[BEGIN]

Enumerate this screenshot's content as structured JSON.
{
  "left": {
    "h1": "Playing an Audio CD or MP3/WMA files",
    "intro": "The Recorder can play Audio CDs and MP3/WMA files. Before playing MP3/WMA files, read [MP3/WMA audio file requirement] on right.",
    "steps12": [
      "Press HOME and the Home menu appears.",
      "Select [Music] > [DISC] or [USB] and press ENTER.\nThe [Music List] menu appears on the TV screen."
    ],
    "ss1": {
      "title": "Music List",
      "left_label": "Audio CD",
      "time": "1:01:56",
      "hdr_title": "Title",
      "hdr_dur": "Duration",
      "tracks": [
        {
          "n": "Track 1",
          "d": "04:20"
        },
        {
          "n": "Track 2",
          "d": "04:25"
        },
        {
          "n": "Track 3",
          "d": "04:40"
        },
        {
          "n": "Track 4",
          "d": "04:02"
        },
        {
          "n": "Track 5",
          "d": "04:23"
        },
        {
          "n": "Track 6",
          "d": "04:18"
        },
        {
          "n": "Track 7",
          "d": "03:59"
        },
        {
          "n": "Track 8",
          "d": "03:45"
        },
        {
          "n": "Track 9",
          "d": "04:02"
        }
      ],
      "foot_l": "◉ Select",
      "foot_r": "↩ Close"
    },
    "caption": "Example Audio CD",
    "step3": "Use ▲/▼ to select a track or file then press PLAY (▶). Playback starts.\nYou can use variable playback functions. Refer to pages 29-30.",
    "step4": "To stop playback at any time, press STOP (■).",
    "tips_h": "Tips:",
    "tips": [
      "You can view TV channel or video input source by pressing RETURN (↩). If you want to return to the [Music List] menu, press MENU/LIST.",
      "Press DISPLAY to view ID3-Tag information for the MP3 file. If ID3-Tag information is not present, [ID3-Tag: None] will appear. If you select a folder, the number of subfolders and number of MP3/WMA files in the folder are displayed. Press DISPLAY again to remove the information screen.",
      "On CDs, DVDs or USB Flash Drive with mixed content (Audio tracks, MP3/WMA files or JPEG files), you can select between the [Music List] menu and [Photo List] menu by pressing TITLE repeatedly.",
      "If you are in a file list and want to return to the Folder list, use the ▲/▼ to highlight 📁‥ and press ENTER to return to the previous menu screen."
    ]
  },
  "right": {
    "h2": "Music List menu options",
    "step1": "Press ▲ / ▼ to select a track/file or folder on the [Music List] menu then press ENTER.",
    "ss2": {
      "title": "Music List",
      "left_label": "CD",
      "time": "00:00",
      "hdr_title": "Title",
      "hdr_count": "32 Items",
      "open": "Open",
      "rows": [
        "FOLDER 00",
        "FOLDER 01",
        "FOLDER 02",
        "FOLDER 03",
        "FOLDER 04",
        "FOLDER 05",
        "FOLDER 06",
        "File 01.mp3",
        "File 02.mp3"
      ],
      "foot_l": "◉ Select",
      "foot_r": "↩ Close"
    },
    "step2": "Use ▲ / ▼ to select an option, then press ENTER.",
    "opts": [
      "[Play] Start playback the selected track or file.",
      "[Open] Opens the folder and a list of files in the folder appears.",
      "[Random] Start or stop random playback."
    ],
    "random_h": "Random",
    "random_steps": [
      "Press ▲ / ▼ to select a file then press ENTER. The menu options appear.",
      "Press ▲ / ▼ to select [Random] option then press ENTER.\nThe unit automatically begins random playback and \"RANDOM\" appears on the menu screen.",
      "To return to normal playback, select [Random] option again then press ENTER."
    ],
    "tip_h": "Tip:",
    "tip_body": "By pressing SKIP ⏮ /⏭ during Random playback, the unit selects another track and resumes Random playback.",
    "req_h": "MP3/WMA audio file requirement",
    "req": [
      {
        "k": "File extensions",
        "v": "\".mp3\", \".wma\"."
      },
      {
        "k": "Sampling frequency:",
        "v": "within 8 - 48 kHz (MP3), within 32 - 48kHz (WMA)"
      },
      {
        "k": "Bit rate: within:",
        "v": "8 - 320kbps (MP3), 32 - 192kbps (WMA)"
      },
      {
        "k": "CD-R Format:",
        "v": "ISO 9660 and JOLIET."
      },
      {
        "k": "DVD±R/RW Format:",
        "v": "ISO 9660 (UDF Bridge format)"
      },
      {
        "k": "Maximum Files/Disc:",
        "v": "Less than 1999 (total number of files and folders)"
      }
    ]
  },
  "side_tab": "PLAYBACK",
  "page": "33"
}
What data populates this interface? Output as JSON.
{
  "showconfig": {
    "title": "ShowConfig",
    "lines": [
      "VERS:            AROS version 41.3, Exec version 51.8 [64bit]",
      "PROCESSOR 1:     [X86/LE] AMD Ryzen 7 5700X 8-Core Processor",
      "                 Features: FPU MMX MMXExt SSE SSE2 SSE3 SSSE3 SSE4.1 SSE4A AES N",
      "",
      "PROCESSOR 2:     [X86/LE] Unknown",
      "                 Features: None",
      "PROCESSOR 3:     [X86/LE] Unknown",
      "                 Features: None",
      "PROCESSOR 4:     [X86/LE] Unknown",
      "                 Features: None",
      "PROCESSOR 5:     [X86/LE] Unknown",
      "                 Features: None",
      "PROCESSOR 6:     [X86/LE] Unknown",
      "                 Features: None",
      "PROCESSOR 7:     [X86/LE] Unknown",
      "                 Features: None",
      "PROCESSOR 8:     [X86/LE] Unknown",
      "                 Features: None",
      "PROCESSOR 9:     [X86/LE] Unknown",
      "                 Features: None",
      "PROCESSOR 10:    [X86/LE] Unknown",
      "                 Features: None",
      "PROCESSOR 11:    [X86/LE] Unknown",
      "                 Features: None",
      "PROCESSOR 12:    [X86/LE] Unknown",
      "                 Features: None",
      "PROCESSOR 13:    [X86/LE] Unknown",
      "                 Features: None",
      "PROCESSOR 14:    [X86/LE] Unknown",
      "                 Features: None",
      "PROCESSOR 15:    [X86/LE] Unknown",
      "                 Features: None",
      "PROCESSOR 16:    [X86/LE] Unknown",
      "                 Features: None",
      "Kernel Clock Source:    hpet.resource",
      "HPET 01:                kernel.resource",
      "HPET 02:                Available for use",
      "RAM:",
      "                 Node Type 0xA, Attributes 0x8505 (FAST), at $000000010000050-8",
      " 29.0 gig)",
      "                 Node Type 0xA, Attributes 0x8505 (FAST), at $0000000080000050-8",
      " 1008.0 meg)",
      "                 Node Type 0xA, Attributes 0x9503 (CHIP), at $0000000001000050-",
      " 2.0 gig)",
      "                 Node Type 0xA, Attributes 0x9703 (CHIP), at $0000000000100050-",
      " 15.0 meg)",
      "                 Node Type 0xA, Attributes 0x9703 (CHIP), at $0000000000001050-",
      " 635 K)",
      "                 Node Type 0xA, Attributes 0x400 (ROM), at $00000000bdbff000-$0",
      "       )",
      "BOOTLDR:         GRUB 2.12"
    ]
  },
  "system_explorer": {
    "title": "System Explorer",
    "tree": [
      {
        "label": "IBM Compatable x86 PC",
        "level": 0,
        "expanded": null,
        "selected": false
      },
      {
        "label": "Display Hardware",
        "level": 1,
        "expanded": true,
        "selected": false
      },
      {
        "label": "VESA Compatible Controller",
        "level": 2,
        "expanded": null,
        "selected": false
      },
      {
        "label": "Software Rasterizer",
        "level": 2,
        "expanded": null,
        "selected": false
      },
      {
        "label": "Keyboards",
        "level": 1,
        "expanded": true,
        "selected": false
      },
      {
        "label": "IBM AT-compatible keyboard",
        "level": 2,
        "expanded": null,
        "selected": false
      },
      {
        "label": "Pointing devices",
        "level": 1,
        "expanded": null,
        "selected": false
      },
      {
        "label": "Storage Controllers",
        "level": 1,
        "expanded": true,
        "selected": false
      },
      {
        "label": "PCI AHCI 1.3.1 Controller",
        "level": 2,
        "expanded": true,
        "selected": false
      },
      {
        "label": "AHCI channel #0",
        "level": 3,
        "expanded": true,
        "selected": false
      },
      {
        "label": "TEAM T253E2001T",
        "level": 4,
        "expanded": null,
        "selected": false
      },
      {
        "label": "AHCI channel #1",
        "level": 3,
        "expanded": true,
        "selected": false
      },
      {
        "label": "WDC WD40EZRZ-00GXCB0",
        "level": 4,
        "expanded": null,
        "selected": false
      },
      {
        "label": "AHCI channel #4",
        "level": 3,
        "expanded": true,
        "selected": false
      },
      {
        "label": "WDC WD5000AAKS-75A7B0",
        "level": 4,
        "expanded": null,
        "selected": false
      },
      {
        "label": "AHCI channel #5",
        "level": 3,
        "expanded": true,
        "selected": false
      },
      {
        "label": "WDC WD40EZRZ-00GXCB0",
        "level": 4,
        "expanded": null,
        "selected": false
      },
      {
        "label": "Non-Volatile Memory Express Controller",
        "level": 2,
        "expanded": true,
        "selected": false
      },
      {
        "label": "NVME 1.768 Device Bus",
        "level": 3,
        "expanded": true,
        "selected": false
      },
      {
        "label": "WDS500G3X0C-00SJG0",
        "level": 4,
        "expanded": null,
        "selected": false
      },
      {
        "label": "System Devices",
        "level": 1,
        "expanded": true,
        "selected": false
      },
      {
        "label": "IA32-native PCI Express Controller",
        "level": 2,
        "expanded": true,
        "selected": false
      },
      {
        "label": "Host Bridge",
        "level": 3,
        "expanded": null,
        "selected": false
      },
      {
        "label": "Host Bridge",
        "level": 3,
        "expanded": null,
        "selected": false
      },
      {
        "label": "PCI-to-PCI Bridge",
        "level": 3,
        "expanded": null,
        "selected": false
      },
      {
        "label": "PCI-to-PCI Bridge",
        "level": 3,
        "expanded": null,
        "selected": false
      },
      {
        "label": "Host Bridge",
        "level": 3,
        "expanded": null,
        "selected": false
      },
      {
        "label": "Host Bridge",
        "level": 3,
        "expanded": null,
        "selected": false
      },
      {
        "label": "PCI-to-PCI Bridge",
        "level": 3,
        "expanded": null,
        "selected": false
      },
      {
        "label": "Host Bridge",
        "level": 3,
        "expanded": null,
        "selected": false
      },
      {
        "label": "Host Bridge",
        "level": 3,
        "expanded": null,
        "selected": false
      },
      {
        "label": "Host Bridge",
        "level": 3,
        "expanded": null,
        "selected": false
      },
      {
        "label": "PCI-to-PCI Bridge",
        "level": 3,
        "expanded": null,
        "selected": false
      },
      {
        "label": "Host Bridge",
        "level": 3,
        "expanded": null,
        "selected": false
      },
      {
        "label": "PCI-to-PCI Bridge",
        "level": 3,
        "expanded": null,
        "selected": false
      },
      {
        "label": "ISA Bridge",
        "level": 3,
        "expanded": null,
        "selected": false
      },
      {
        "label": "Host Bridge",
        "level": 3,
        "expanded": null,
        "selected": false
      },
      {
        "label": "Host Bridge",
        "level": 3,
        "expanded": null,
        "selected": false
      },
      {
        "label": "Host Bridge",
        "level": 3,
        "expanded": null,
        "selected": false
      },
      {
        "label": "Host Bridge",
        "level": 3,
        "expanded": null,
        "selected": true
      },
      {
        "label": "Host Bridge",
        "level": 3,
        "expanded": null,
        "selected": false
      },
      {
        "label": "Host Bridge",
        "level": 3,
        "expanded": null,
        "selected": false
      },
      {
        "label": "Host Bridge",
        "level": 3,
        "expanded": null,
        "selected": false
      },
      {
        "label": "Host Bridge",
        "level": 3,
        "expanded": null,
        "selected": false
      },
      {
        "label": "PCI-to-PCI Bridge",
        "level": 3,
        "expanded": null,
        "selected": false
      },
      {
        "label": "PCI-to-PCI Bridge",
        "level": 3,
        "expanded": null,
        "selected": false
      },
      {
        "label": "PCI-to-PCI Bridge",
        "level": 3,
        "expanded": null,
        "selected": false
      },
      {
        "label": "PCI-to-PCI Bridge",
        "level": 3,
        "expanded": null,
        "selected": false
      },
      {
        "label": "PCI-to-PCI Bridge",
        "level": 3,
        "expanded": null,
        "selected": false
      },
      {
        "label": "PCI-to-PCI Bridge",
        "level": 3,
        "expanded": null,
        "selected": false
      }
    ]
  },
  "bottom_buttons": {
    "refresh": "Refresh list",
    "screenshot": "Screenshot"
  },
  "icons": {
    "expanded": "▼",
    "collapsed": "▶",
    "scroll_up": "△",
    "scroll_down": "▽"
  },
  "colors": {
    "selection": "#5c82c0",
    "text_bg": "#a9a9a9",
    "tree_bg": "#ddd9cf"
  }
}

[END]

Using the records above, select and copy every line that has the word "view".

# [FULL OUTPUT]
      "You can view TV channel or video input source by pressing RETURN (↩). If you want to return to the [Music List] menu, press MENU/LIST.",
      "Press DISPLAY to view ID3-Tag information for the MP3 file. If ID3-Tag information is not present, [ID3-Tag: None] will appear. If you select a folder, the number of subfolders and number of MP3/WMA files in the folder are displayed. Press DISPLAY again to remove the information screen.",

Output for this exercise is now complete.